> TASK BRIEF
Return every line of the records below verbatim, without altering anything.

> RECORD EXTRACTS
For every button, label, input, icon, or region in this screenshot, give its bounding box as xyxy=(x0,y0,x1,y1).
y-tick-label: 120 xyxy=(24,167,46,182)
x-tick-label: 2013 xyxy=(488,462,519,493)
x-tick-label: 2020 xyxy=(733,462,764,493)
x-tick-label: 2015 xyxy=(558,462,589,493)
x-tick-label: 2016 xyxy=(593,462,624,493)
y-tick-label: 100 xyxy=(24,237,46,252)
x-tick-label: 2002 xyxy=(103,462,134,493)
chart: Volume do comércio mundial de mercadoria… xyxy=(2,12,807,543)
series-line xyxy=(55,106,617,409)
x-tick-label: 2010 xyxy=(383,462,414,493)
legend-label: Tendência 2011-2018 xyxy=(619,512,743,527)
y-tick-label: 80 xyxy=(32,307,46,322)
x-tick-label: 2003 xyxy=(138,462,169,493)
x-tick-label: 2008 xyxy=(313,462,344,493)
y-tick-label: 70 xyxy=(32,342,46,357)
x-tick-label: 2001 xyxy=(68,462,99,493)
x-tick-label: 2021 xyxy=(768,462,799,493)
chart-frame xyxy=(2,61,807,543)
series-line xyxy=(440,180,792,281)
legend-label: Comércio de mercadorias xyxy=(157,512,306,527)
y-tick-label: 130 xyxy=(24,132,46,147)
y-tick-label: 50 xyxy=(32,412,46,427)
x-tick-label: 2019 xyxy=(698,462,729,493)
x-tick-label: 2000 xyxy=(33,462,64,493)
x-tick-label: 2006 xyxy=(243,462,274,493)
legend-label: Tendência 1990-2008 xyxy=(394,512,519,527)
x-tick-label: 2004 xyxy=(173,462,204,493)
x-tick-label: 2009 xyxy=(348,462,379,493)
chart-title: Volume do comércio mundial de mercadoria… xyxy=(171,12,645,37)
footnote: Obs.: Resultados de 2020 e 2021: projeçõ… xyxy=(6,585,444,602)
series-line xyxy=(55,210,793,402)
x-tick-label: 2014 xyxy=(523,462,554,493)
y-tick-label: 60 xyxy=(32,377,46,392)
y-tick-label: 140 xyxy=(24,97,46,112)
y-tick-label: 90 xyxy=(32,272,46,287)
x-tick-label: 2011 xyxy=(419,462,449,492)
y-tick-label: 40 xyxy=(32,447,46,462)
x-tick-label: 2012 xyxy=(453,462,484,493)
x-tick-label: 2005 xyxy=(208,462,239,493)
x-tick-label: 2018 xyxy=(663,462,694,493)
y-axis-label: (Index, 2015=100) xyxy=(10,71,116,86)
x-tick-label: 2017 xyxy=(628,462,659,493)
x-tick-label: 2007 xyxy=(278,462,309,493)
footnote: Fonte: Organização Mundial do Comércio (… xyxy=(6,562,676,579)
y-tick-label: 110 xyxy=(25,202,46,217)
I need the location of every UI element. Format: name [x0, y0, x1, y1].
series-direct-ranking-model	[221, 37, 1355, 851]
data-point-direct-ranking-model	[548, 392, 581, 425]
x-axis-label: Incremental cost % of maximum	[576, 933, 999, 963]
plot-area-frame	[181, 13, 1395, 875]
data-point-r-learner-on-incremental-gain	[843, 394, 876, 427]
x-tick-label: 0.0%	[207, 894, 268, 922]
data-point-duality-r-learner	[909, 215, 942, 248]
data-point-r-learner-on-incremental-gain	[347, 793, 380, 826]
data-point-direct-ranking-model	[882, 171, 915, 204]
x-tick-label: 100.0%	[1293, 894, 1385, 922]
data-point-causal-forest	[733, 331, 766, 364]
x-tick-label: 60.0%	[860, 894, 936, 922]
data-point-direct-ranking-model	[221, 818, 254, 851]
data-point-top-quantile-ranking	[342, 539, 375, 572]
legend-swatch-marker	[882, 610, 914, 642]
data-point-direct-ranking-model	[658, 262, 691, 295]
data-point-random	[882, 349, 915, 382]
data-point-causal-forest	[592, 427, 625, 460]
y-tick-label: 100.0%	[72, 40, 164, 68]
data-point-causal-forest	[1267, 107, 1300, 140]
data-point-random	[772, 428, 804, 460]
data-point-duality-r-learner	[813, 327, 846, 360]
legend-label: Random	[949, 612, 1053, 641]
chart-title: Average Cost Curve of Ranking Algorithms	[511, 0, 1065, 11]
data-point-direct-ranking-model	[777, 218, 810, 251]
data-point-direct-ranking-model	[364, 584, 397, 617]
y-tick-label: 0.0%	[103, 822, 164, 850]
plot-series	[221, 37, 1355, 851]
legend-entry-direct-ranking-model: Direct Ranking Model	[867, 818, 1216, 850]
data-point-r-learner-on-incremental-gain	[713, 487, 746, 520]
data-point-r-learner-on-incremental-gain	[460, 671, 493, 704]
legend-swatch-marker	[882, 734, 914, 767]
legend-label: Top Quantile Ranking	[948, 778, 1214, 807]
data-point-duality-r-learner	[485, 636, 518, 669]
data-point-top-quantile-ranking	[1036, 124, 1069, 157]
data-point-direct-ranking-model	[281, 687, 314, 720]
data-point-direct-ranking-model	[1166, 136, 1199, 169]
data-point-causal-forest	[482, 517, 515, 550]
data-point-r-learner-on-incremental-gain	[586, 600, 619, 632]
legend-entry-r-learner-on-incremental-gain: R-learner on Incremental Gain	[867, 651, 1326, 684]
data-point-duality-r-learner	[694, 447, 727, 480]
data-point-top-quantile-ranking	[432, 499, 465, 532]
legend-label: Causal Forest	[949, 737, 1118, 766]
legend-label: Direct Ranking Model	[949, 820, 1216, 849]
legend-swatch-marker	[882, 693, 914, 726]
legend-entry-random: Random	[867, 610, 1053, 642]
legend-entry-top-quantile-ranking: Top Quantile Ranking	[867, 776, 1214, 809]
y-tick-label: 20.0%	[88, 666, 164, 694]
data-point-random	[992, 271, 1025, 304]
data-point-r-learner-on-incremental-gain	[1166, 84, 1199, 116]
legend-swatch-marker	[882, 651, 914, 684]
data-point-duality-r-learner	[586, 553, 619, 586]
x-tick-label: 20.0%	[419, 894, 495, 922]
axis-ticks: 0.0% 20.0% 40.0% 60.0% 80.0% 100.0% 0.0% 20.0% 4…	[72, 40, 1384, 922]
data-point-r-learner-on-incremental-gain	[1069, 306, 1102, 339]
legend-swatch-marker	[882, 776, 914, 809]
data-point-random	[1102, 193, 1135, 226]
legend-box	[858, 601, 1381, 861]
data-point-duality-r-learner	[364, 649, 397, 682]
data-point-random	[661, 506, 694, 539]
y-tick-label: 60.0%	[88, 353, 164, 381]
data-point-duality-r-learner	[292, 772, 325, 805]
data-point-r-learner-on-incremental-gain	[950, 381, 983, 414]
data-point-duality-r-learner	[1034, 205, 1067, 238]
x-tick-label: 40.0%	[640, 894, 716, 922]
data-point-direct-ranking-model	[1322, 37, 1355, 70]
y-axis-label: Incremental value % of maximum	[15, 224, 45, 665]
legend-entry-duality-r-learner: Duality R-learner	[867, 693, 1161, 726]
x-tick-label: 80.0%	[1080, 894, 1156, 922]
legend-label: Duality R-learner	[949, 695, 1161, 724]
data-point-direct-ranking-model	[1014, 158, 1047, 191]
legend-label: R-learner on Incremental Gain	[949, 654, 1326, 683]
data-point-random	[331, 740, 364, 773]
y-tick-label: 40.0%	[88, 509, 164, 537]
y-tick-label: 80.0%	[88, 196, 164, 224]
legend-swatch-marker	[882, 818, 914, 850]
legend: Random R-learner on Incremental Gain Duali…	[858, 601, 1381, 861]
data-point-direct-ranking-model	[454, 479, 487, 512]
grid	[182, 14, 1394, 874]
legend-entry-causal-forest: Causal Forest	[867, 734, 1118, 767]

> REPLY TO THE TASK
For every button, label, input, icon, or region in this screenshot, give its bounding box as xyxy=(x0,y0,x1,y1).
y-tick-label: 120 xyxy=(24,167,46,182)
x-tick-label: 2013 xyxy=(488,462,519,493)
x-tick-label: 2020 xyxy=(733,462,764,493)
x-tick-label: 2015 xyxy=(558,462,589,493)
x-tick-label: 2016 xyxy=(593,462,624,493)
y-tick-label: 100 xyxy=(24,237,46,252)
x-tick-label: 2002 xyxy=(103,462,134,493)
chart: Volume do comércio mundial de mercadoria… xyxy=(2,12,807,543)
series-line xyxy=(55,106,617,409)
x-tick-label: 2010 xyxy=(383,462,414,493)
legend-label: Tendência 2011-2018 xyxy=(619,512,743,527)
y-tick-label: 80 xyxy=(32,307,46,322)
x-tick-label: 2003 xyxy=(138,462,169,493)
x-tick-label: 2008 xyxy=(313,462,344,493)
y-tick-label: 70 xyxy=(32,342,46,357)
x-tick-label: 2001 xyxy=(68,462,99,493)
x-tick-label: 2021 xyxy=(768,462,799,493)
chart-frame xyxy=(2,61,807,543)
series-line xyxy=(440,180,792,281)
legend-label: Comércio de mercadorias xyxy=(157,512,306,527)
y-tick-label: 130 xyxy=(24,132,46,147)
y-tick-label: 50 xyxy=(32,412,46,427)
x-tick-label: 2019 xyxy=(698,462,729,493)
x-tick-label: 2000 xyxy=(33,462,64,493)
x-tick-label: 2006 xyxy=(243,462,274,493)
legend-label: Tendência 1990-2008 xyxy=(394,512,519,527)
x-tick-label: 2004 xyxy=(173,462,204,493)
x-tick-label: 2009 xyxy=(348,462,379,493)
chart-title: Volume do comércio mundial de mercadoria… xyxy=(171,12,645,37)
footnote: Obs.: Resultados de 2020 e 2021: projeçõ… xyxy=(6,585,444,602)
series-line xyxy=(55,210,793,402)
x-tick-label: 2014 xyxy=(523,462,554,493)
y-tick-label: 60 xyxy=(32,377,46,392)
y-tick-label: 140 xyxy=(24,97,46,112)
y-tick-label: 90 xyxy=(32,272,46,287)
x-tick-label: 2011 xyxy=(419,462,449,492)
y-tick-label: 40 xyxy=(32,447,46,462)
x-tick-label: 2012 xyxy=(453,462,484,493)
x-tick-label: 2005 xyxy=(208,462,239,493)
x-tick-label: 2018 xyxy=(663,462,694,493)
y-axis-label: (Index, 2015=100) xyxy=(10,71,116,86)
x-tick-label: 2017 xyxy=(628,462,659,493)
x-tick-label: 2007 xyxy=(278,462,309,493)
footnote: Fonte: Organização Mundial do Comércio (… xyxy=(6,562,676,579)
y-tick-label: 110 xyxy=(25,202,46,217)
I need the location of every UI element. Format: name [x0, y0, x1, y1].
series-direct-ranking-model	[221, 37, 1355, 851]
data-point-direct-ranking-model	[548, 392, 581, 425]
x-axis-label: Incremental cost % of maximum	[576, 933, 999, 963]
plot-area-frame	[181, 13, 1395, 875]
data-point-r-learner-on-incremental-gain	[843, 394, 876, 427]
x-tick-label: 0.0%	[207, 894, 268, 922]
data-point-duality-r-learner	[909, 215, 942, 248]
data-point-r-learner-on-incremental-gain	[347, 793, 380, 826]
data-point-direct-ranking-model	[882, 171, 915, 204]
x-tick-label: 100.0%	[1293, 894, 1385, 922]
data-point-causal-forest	[733, 331, 766, 364]
x-tick-label: 60.0%	[860, 894, 936, 922]
data-point-direct-ranking-model	[221, 818, 254, 851]
data-point-top-quantile-ranking	[342, 539, 375, 572]
legend-swatch-marker	[882, 610, 914, 642]
data-point-direct-ranking-model	[658, 262, 691, 295]
data-point-random	[882, 349, 915, 382]
data-point-causal-forest	[592, 427, 625, 460]
y-tick-label: 100.0%	[72, 40, 164, 68]
data-point-causal-forest	[1267, 107, 1300, 140]
data-point-random	[772, 428, 804, 460]
data-point-duality-r-learner	[813, 327, 846, 360]
legend-label: Random	[949, 612, 1053, 641]
chart-title: Average Cost Curve of Ranking Algorithms	[511, 0, 1065, 11]
data-point-direct-ranking-model	[777, 218, 810, 251]
data-point-direct-ranking-model	[364, 584, 397, 617]
y-tick-label: 0.0%	[103, 822, 164, 850]
plot-series	[221, 37, 1355, 851]
legend-entry-direct-ranking-model: Direct Ranking Model	[867, 818, 1216, 850]
data-point-r-learner-on-incremental-gain	[713, 487, 746, 520]
data-point-r-learner-on-incremental-gain	[460, 671, 493, 704]
legend-swatch-marker	[882, 734, 914, 767]
legend-label: Top Quantile Ranking	[948, 778, 1214, 807]
data-point-duality-r-learner	[485, 636, 518, 669]
data-point-top-quantile-ranking	[1036, 124, 1069, 157]
data-point-direct-ranking-model	[281, 687, 314, 720]
data-point-direct-ranking-model	[1166, 136, 1199, 169]
data-point-causal-forest	[482, 517, 515, 550]
data-point-r-learner-on-incremental-gain	[586, 600, 619, 632]
legend-entry-r-learner-on-incremental-gain: R-learner on Incremental Gain	[867, 651, 1326, 684]
data-point-duality-r-learner	[694, 447, 727, 480]
data-point-top-quantile-ranking	[432, 499, 465, 532]
legend-label: Causal Forest	[949, 737, 1118, 766]
legend-label: Direct Ranking Model	[949, 820, 1216, 849]
legend-swatch-marker	[882, 693, 914, 726]
legend-entry-random: Random	[867, 610, 1053, 642]
legend-entry-top-quantile-ranking: Top Quantile Ranking	[867, 776, 1214, 809]
y-tick-label: 20.0%	[88, 666, 164, 694]
data-point-random	[992, 271, 1025, 304]
data-point-r-learner-on-incremental-gain	[1166, 84, 1199, 116]
legend-swatch-marker	[882, 651, 914, 684]
data-point-duality-r-learner	[586, 553, 619, 586]
x-tick-label: 20.0%	[419, 894, 495, 922]
axis-ticks: 0.0% 20.0% 40.0% 60.0% 80.0% 100.0% 0.0% 20.0% 4…	[72, 40, 1384, 922]
data-point-r-learner-on-incremental-gain	[1069, 306, 1102, 339]
legend-swatch-marker	[882, 776, 914, 809]
data-point-random	[1102, 193, 1135, 226]
legend-box	[858, 601, 1381, 861]
data-point-duality-r-learner	[364, 649, 397, 682]
data-point-random	[661, 506, 694, 539]
y-tick-label: 60.0%	[88, 353, 164, 381]
data-point-duality-r-learner	[292, 772, 325, 805]
data-point-r-learner-on-incremental-gain	[950, 381, 983, 414]
data-point-duality-r-learner	[1034, 205, 1067, 238]
x-tick-label: 40.0%	[640, 894, 716, 922]
data-point-direct-ranking-model	[1322, 37, 1355, 70]
y-axis-label: Incremental value % of maximum	[15, 224, 45, 665]
legend-entry-duality-r-learner: Duality R-learner	[867, 693, 1161, 726]
x-tick-label: 80.0%	[1080, 894, 1156, 922]
legend-label: Duality R-learner	[949, 695, 1161, 724]
data-point-direct-ranking-model	[1014, 158, 1047, 191]
legend-label: R-learner on Incremental Gain	[949, 654, 1326, 683]
data-point-random	[331, 740, 364, 773]
y-tick-label: 40.0%	[88, 509, 164, 537]
y-tick-label: 80.0%	[88, 196, 164, 224]
legend-swatch-marker	[882, 818, 914, 850]
legend: Random R-learner on Incremental Gain Duali…	[858, 601, 1381, 861]
data-point-direct-ranking-model	[454, 479, 487, 512]
grid	[182, 14, 1394, 874]
legend-entry-causal-forest: Causal Forest	[867, 734, 1118, 767]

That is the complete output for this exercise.